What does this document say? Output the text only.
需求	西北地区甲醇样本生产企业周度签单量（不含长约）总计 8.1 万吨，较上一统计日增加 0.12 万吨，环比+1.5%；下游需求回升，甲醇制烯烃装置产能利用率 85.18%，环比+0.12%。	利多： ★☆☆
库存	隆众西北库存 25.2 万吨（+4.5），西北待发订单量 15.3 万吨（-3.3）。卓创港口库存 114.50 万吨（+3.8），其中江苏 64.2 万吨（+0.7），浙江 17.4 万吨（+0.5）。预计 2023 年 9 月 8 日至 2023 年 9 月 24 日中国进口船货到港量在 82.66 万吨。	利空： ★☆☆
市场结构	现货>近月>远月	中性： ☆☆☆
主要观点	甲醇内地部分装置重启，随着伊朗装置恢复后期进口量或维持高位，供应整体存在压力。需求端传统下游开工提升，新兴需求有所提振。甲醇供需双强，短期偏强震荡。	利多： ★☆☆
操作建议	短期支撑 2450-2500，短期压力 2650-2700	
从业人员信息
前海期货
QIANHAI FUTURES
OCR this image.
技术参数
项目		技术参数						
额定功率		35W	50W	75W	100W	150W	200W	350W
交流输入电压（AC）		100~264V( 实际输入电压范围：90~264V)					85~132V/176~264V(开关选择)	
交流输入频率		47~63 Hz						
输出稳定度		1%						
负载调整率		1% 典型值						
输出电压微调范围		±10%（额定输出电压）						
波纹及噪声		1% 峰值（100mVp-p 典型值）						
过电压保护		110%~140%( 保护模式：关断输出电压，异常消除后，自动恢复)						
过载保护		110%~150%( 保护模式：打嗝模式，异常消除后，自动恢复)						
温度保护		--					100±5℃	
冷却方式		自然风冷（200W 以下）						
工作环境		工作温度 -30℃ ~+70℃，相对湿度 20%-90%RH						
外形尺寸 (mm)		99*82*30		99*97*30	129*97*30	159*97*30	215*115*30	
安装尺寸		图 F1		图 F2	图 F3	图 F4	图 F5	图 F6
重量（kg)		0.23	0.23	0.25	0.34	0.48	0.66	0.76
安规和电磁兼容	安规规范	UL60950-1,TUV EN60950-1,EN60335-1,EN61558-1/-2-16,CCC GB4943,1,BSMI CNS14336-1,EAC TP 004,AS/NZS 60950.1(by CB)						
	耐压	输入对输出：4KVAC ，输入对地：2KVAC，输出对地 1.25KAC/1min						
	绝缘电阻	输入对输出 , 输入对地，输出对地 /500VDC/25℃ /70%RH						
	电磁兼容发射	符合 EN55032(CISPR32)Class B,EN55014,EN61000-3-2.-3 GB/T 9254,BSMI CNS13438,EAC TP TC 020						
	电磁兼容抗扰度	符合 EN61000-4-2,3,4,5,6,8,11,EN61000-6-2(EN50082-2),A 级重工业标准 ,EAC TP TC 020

-=-=-=-=-

What to do
Every entry should be output exactly as written, please.

Correct result
What does this document say? Output the text only.
需求	西北地区甲醇样本生产企业周度签单量（不含长约）总计 8.1 万吨，较上一统计日增加 0.12 万吨，环比+1.5%；下游需求回升，甲醇制烯烃装置产能利用率 85.18%，环比+0.12%。	利多： ★☆☆
库存	隆众西北库存 25.2 万吨（+4.5），西北待发订单量 15.3 万吨（-3.3）。卓创港口库存 114.50 万吨（+3.8），其中江苏 64.2 万吨（+0.7），浙江 17.4 万吨（+0.5）。预计 2023 年 9 月 8 日至 2023 年 9 月 24 日中国进口船货到港量在 82.66 万吨。	利空： ★☆☆
市场结构	现货>近月>远月	中性： ☆☆☆
主要观点	甲醇内地部分装置重启，随着伊朗装置恢复后期进口量或维持高位，供应整体存在压力。需求端传统下游开工提升，新兴需求有所提振。甲醇供需双强，短期偏强震荡。	利多： ★☆☆
操作建议	短期支撑 2450-2500，短期压力 2650-2700	
从业人员信息
前海期货
QIANHAI FUTURES
OCR this image.
技术参数
项目		技术参数						
额定功率		35W	50W	75W	100W	150W	200W	350W
交流输入电压（AC）		100~264V( 实际输入电压范围：90~264V)					85~132V/176~264V(开关选择)	
交流输入频率		47~63 Hz						
输出稳定度		1%						
负载调整率		1% 典型值						
输出电压微调范围		±10%（额定输出电压）						
波纹及噪声		1% 峰值（100mVp-p 典型值）						
过电压保护		110%~140%( 保护模式：关断输出电压，异常消除后，自动恢复)						
过载保护		110%~150%( 保护模式：打嗝模式，异常消除后，自动恢复)						
温度保护		--					100±5℃	
冷却方式		自然风冷（200W 以下）						
工作环境		工作温度 -30℃ ~+70℃，相对湿度 20%-90%RH						
外形尺寸 (mm)		99*82*30		99*97*30	129*97*30	159*97*30	215*115*30	
安装尺寸		图 F1		图 F2	图 F3	图 F4	图 F5	图 F6
重量（kg)		0.23	0.23	0.25	0.34	0.48	0.66	0.76
安规和电磁兼容	安规规范	UL60950-1,TUV EN60950-1,EN60335-1,EN61558-1/-2-16,CCC GB4943,1,BSMI CNS14336-1,EAC TP 004,AS/NZS 60950.1(by CB)						
	耐压	输入对输出：4KVAC ，输入对地：2KVAC，输出对地 1.25KAC/1min						
	绝缘电阻	输入对输出 , 输入对地，输出对地 /500VDC/25℃ /70%RH						
	电磁兼容发射	符合 EN55032(CISPR32)Class B,EN55014,EN61000-3-2.-3 GB/T 9254,BSMI CNS13438,EAC TP TC 020						
	电磁兼容抗扰度	符合 EN61000-4-2,3,4,5,6,8,11,EN61000-6-2(EN50082-2),A 级重工业标准 ,EAC TP TC 020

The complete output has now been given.